— START Information given —
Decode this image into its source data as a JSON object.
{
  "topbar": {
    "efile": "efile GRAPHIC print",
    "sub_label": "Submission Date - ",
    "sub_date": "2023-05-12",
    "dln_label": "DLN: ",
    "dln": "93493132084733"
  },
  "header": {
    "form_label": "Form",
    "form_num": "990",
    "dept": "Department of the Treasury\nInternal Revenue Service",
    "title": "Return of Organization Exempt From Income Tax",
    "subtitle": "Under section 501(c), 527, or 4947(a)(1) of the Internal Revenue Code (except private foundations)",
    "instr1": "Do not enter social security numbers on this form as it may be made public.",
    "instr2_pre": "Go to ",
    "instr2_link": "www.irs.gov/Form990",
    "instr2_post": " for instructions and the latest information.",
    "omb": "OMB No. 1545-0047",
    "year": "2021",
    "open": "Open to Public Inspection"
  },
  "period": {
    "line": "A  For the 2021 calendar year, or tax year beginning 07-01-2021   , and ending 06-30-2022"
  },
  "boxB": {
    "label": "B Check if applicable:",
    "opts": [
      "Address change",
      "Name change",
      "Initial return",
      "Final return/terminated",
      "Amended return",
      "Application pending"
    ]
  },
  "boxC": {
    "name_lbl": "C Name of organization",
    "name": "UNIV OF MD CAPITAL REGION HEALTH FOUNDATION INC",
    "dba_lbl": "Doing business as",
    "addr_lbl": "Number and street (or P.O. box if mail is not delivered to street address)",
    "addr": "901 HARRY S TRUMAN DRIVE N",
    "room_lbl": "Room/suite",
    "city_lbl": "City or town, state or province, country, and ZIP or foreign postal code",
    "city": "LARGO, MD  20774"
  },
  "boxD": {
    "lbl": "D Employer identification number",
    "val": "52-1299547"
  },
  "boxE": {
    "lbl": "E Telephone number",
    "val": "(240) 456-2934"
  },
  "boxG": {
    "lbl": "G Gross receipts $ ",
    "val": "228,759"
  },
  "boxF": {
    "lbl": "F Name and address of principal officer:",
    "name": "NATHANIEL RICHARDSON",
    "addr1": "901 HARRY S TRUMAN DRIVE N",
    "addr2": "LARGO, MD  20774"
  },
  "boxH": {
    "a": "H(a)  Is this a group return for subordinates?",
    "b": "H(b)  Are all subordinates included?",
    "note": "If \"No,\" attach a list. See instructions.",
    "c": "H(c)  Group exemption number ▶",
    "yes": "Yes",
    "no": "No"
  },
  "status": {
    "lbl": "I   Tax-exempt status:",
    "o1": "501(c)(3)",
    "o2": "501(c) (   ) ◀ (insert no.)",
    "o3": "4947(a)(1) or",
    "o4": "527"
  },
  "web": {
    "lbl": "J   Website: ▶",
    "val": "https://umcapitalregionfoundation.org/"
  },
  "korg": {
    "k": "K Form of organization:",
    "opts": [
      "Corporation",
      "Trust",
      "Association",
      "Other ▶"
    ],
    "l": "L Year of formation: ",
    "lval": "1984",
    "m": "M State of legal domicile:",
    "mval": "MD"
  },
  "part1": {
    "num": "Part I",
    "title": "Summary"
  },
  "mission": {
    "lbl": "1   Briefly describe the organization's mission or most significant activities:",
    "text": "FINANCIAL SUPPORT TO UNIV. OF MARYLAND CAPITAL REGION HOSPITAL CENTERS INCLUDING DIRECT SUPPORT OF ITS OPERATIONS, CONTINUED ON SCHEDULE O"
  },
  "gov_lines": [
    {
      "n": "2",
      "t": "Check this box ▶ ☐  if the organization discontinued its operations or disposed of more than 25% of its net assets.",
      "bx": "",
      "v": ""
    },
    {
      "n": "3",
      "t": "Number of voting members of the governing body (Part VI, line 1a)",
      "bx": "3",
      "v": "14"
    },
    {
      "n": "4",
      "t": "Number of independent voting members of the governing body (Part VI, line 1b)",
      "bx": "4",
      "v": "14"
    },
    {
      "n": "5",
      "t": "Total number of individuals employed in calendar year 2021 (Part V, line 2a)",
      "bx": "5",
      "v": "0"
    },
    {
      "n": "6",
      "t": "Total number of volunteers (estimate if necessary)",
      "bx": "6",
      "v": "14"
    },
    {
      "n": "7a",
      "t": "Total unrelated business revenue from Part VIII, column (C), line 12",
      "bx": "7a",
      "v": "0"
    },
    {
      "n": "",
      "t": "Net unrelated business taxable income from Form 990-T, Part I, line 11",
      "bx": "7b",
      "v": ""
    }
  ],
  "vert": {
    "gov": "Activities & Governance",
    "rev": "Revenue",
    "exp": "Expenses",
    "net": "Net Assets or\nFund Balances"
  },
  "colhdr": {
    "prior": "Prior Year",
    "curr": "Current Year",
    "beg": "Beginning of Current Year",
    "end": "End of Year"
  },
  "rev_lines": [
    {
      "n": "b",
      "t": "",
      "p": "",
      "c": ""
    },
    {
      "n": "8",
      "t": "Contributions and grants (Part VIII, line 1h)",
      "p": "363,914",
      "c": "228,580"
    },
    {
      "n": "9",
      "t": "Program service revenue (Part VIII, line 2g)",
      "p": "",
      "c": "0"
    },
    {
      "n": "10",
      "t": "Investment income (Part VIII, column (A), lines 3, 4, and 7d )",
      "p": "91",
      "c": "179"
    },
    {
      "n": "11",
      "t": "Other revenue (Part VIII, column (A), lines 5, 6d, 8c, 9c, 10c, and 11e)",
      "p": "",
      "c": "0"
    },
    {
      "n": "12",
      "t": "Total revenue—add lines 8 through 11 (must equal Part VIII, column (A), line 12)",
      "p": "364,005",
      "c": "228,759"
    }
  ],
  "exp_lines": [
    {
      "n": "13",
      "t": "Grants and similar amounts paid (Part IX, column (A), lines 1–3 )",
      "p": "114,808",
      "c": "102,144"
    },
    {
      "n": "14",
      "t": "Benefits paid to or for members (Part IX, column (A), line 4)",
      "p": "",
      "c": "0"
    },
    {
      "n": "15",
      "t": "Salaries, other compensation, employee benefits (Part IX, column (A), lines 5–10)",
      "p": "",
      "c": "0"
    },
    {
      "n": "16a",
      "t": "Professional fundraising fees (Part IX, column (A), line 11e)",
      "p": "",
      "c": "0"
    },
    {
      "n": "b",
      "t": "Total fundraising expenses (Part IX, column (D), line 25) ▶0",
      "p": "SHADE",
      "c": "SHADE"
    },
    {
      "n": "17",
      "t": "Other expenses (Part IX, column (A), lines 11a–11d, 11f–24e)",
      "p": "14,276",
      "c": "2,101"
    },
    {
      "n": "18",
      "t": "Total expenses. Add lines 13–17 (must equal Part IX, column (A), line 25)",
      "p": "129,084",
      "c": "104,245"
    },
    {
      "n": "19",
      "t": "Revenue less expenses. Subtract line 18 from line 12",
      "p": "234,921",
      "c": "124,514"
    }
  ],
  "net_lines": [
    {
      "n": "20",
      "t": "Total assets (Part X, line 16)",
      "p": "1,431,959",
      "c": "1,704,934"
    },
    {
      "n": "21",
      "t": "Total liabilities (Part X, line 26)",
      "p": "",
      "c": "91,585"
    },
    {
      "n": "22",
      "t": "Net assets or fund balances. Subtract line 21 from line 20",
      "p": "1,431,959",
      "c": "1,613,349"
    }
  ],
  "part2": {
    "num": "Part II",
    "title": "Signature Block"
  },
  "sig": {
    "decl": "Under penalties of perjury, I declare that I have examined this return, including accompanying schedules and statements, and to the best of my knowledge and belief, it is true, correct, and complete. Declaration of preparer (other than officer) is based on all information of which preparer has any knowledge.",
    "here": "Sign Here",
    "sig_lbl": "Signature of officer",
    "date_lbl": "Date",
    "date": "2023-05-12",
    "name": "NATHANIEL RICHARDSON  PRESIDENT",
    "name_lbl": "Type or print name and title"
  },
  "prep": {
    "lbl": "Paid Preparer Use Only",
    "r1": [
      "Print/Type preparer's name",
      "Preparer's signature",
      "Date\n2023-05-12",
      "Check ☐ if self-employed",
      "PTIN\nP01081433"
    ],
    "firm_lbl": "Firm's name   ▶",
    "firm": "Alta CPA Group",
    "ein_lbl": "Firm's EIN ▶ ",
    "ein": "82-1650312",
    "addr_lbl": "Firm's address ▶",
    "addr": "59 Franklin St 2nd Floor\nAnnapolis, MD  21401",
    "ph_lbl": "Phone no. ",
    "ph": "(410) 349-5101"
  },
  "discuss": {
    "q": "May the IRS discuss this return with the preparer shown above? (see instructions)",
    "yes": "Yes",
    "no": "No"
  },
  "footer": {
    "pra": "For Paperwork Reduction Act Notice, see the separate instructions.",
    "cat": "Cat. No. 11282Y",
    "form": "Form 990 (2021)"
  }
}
— END Information given —
* Exercise *
Write out every line of the preceding listing that contains "instructions".

* Worked solution *
    "instr2_post": " for instructions and the latest information.",
    "note": "If \"No,\" attach a list. See instructions.",
    "q": "May the IRS discuss this return with the preparer shown above? (see instructions)",
    "pra": "For Paperwork Reduction Act Notice, see the separate instructions.",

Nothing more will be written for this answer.